### What you should do
Copy the lines holding the word "JSON", all of them.

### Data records
◆ ◆ ◆

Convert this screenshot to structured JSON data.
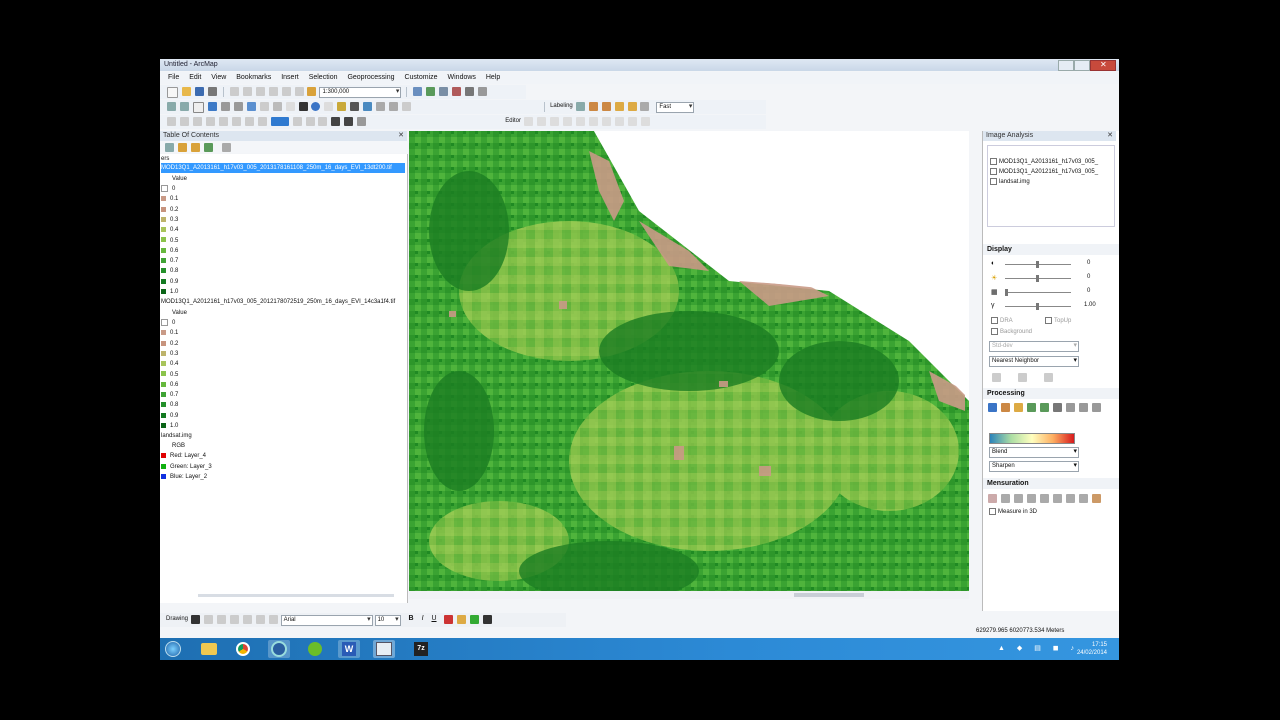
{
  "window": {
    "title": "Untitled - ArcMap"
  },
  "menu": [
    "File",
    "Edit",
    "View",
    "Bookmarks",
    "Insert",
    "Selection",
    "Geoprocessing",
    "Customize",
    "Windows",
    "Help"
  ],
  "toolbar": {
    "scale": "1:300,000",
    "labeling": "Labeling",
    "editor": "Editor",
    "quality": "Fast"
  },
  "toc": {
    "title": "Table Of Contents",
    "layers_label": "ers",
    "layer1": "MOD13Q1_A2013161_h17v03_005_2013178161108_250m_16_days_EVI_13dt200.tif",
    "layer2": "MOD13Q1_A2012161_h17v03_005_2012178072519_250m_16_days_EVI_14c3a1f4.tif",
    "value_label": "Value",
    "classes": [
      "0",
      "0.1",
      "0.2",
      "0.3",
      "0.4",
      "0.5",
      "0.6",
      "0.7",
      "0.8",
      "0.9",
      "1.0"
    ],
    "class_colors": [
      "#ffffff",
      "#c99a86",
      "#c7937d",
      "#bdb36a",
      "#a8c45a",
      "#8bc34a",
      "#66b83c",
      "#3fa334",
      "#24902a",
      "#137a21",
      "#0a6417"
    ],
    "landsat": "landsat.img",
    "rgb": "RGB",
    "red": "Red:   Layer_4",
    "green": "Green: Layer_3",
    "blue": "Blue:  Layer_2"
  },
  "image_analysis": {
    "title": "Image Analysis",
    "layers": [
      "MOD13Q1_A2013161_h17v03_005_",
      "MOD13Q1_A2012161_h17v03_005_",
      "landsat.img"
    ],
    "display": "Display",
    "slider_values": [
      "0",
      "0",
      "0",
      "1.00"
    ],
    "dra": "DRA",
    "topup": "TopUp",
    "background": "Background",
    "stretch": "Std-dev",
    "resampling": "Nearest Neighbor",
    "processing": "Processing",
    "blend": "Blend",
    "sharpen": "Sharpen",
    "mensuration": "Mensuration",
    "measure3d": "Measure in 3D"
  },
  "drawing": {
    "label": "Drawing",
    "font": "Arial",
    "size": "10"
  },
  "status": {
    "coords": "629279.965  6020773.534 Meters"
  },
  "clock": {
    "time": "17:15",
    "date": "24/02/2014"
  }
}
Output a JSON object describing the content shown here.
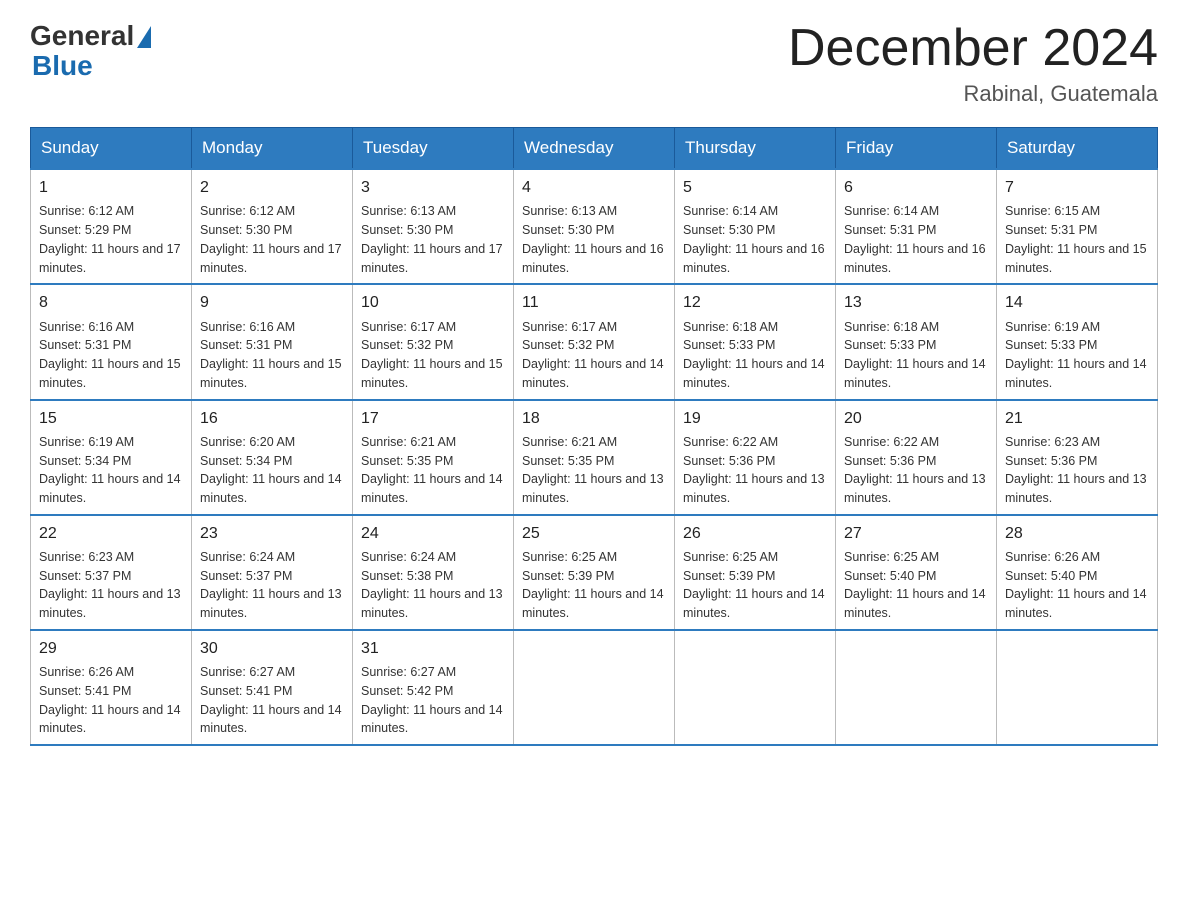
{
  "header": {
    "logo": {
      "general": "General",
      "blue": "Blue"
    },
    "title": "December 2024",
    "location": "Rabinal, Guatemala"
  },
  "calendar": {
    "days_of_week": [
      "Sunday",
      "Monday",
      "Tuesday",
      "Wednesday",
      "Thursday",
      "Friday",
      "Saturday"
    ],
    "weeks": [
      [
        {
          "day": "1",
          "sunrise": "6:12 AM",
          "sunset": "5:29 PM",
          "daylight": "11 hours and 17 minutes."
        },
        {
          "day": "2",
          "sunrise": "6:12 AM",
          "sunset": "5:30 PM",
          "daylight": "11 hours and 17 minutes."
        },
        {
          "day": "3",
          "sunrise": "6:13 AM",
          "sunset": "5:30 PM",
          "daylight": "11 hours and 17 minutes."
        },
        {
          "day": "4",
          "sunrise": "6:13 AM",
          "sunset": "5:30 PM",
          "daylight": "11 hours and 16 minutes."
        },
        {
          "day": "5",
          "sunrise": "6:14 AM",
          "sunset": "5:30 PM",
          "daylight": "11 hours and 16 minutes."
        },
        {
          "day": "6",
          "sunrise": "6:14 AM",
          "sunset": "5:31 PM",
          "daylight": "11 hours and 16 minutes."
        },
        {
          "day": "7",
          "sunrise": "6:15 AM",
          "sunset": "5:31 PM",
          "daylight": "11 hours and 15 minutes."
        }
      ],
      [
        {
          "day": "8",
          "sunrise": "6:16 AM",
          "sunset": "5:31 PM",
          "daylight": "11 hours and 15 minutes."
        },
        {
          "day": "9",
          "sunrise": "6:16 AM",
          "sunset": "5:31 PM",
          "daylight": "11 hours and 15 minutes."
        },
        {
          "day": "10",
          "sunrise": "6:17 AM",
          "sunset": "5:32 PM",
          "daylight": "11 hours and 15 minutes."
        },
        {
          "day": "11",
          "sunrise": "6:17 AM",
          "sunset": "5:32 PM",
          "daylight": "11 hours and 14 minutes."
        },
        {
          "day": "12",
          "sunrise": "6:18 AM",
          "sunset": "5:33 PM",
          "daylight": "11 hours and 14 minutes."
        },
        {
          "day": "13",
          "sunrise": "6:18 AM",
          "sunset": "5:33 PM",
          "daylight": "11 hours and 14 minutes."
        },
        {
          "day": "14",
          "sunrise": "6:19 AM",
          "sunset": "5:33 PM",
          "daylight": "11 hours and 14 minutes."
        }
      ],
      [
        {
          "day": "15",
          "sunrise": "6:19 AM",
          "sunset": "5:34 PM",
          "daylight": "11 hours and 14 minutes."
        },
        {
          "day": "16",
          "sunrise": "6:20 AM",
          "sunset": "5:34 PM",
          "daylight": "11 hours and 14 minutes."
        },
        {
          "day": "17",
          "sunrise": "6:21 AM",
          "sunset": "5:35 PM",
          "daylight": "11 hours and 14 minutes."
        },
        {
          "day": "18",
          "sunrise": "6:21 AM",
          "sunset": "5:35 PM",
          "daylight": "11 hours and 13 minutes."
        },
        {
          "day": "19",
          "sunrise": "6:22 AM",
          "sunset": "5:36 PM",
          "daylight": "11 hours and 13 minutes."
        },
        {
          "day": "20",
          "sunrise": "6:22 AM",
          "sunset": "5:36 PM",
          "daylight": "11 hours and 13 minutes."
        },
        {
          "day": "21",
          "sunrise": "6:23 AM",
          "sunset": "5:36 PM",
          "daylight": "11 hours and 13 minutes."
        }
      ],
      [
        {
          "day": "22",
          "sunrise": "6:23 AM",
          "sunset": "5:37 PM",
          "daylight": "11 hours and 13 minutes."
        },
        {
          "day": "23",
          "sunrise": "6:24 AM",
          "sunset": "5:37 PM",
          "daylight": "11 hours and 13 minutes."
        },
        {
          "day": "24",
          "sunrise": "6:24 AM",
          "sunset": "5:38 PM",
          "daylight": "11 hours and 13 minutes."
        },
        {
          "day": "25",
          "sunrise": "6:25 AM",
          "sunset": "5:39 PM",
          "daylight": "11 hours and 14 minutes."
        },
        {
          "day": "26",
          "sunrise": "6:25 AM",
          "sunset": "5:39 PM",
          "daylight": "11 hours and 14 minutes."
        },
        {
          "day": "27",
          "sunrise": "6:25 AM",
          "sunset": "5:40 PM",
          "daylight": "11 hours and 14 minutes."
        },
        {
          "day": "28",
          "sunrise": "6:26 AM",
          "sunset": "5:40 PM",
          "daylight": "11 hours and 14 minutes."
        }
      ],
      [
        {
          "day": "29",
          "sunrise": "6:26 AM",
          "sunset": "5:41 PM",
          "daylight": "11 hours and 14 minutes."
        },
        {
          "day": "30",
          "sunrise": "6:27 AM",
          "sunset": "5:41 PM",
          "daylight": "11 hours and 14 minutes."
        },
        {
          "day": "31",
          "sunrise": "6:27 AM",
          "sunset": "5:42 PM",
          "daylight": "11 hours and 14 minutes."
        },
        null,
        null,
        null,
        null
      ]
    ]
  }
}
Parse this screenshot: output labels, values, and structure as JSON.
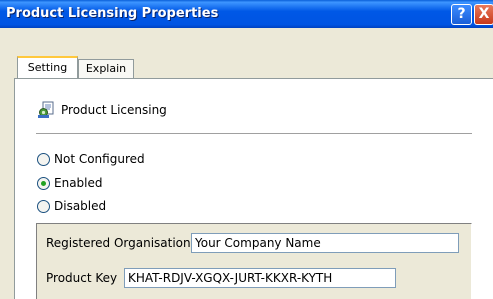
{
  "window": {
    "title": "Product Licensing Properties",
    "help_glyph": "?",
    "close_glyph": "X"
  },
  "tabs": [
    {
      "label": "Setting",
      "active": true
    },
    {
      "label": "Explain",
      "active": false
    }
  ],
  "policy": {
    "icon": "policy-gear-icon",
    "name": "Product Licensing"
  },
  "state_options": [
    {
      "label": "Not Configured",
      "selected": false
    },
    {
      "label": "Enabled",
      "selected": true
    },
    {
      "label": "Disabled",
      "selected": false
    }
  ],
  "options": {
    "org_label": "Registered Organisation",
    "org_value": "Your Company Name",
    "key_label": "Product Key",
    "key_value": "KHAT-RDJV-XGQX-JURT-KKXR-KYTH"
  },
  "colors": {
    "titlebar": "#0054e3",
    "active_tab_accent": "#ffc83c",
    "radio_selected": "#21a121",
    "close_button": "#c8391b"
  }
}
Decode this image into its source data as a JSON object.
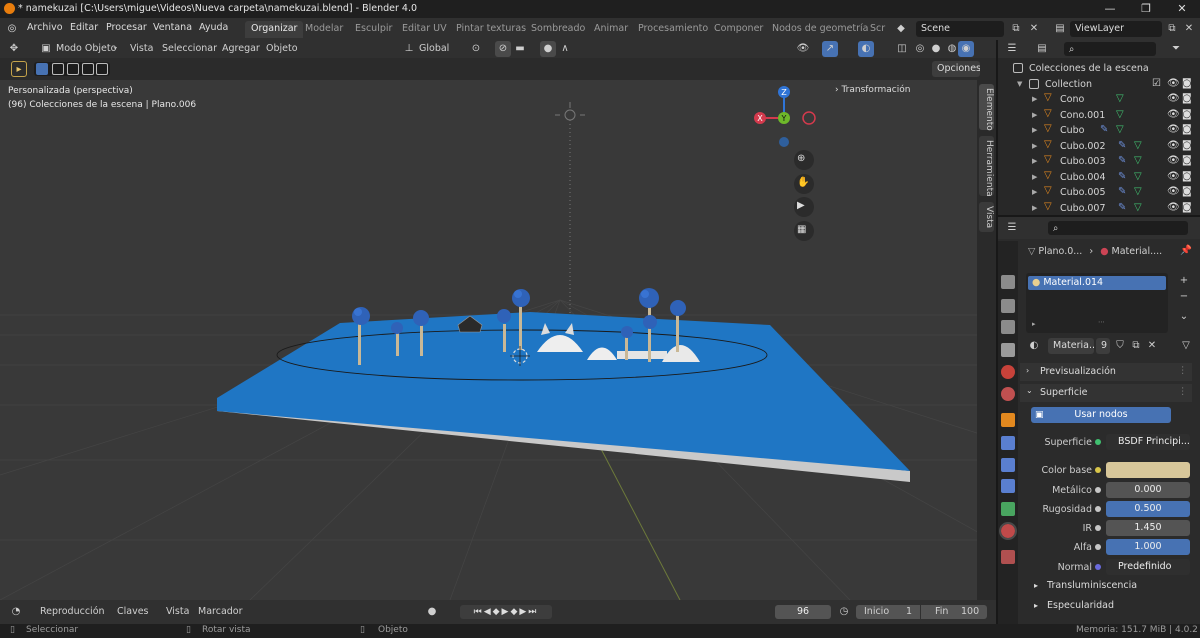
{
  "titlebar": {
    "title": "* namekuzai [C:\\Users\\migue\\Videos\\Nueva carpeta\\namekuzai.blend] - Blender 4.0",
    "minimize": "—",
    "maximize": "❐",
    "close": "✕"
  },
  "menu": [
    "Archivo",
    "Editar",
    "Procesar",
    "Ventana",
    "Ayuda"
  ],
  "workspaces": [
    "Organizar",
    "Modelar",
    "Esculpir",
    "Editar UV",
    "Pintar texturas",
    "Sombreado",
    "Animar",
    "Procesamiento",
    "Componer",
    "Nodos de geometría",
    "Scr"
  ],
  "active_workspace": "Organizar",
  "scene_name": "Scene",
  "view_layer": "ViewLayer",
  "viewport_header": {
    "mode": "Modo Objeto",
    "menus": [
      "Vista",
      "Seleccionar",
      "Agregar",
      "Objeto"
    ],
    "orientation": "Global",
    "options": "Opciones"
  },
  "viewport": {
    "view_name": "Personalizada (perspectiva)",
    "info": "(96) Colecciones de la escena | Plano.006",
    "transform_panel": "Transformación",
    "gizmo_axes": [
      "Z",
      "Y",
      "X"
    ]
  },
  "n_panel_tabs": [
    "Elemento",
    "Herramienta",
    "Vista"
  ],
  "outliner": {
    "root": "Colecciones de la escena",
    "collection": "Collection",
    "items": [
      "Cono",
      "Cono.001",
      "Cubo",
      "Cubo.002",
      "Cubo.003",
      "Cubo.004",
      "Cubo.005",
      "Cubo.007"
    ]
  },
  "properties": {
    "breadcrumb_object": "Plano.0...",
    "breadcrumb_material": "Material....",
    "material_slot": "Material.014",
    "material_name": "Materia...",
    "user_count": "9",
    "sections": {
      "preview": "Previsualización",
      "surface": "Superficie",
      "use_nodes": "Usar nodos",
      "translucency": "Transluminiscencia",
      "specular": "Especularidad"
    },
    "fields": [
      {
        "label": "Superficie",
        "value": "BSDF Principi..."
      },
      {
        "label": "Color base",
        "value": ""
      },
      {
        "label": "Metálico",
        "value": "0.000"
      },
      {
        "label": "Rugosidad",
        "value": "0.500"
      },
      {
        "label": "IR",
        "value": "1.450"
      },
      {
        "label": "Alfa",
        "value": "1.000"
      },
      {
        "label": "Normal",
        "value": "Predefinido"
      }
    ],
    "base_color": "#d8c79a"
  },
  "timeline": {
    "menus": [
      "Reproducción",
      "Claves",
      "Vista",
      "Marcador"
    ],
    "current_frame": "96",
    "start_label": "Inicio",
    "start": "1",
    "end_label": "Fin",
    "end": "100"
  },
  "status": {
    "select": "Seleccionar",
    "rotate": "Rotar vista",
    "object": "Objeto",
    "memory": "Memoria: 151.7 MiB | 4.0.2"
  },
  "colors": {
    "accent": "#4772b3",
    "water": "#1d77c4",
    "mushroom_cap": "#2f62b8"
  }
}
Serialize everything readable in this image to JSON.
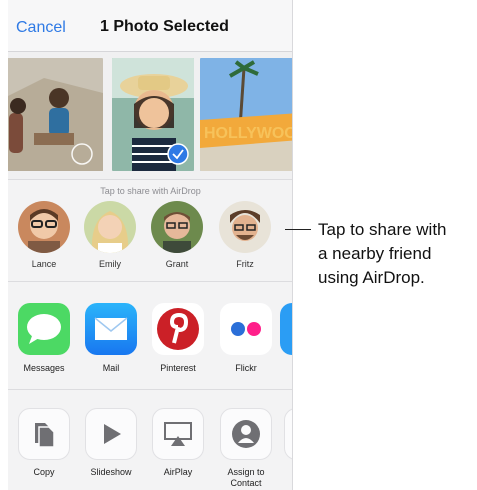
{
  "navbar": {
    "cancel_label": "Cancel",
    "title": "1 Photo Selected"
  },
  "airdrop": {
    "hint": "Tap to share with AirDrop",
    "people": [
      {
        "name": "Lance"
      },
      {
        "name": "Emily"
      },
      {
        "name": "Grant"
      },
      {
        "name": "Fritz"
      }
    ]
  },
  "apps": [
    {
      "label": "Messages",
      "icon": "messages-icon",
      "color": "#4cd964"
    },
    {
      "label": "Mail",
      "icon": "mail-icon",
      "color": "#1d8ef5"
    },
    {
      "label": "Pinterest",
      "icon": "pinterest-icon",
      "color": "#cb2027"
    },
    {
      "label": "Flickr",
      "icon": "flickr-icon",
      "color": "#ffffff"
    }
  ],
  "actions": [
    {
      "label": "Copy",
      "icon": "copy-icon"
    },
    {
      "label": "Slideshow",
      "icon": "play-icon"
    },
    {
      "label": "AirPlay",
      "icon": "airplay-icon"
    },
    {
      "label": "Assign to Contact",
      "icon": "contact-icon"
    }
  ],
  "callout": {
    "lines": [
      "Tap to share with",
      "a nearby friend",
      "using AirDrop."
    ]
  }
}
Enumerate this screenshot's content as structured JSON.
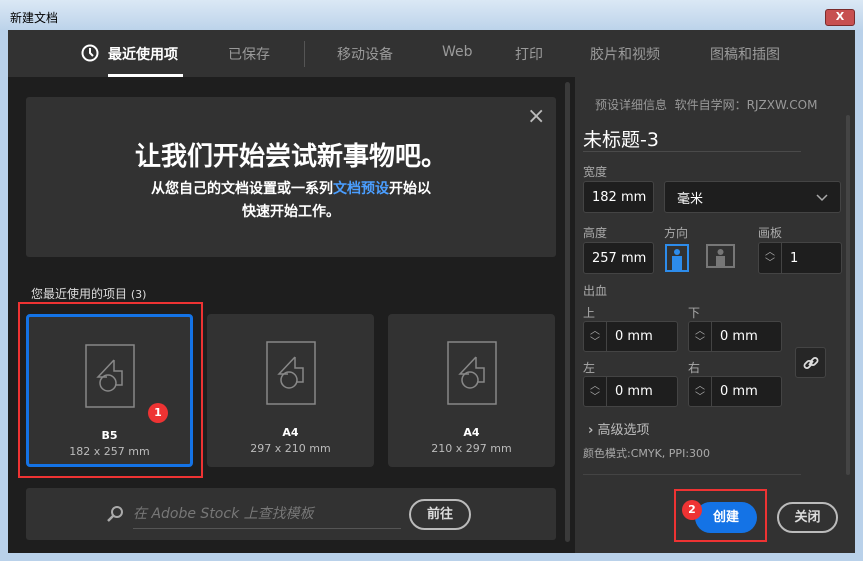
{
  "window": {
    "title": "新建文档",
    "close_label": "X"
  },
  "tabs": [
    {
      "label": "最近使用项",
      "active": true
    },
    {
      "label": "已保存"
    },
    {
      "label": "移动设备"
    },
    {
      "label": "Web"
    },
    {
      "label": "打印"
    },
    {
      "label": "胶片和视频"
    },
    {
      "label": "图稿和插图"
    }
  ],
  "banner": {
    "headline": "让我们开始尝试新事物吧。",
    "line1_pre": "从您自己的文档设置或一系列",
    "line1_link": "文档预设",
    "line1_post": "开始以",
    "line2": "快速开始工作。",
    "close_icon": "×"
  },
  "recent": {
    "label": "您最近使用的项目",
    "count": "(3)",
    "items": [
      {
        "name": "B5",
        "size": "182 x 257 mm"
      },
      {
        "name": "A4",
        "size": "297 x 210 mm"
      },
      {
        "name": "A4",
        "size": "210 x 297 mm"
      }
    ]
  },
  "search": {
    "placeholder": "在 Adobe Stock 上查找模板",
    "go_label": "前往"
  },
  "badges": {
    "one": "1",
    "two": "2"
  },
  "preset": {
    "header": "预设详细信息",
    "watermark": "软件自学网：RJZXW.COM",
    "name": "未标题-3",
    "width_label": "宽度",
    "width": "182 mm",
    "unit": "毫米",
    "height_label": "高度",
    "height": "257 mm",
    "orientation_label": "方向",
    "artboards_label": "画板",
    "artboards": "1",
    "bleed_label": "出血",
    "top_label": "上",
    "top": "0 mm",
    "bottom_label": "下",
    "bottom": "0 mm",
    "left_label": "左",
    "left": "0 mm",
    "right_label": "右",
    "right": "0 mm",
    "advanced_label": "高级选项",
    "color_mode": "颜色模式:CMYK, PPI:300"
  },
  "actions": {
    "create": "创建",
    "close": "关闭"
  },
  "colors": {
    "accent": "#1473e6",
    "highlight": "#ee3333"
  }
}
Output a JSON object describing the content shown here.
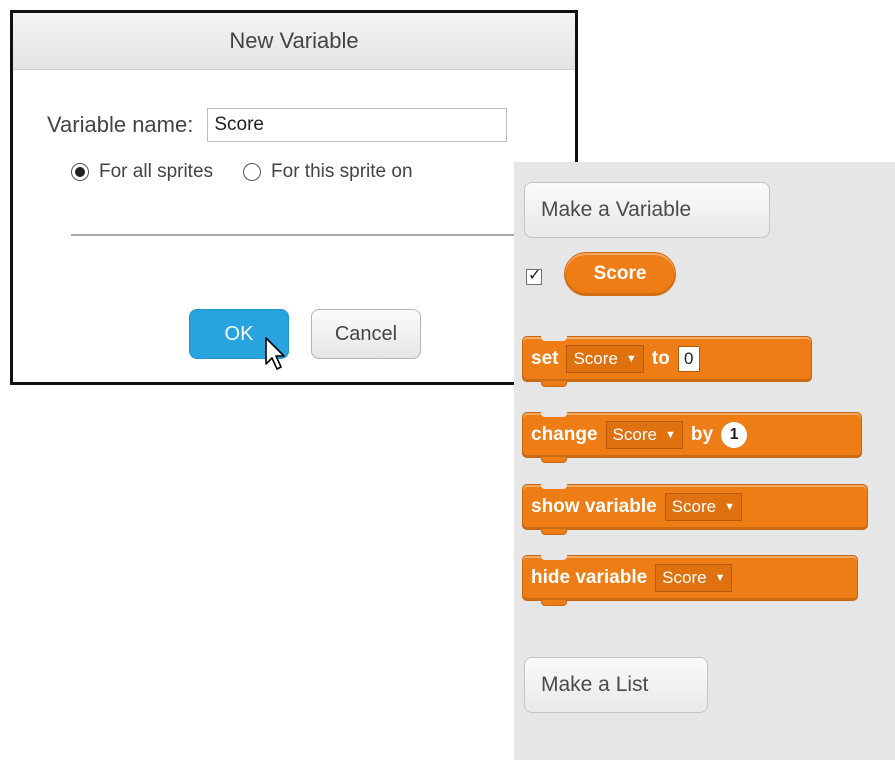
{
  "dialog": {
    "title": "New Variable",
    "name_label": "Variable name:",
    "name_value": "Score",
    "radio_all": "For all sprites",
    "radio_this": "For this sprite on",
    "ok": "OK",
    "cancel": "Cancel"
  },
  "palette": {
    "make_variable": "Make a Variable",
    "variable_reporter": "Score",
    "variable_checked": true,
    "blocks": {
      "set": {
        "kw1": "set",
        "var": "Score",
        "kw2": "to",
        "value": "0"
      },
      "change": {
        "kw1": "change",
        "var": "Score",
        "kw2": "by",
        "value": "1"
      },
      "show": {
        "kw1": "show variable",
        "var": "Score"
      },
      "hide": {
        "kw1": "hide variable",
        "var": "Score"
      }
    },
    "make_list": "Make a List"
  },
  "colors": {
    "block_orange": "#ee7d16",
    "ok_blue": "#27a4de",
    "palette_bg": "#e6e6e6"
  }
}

◆ ◆ ◆

### The reply
Convert this screenshot to structured JSON data.
Output a JSON object describing the content shown here.
Parse this screenshot: output labels, values, and structure as JSON.
Decode this image into its source data as a JSON object.
Serialize everything readable in this image to JSON.
Enumerate this screenshot's content as structured JSON.
Output a JSON object describing the content shown here.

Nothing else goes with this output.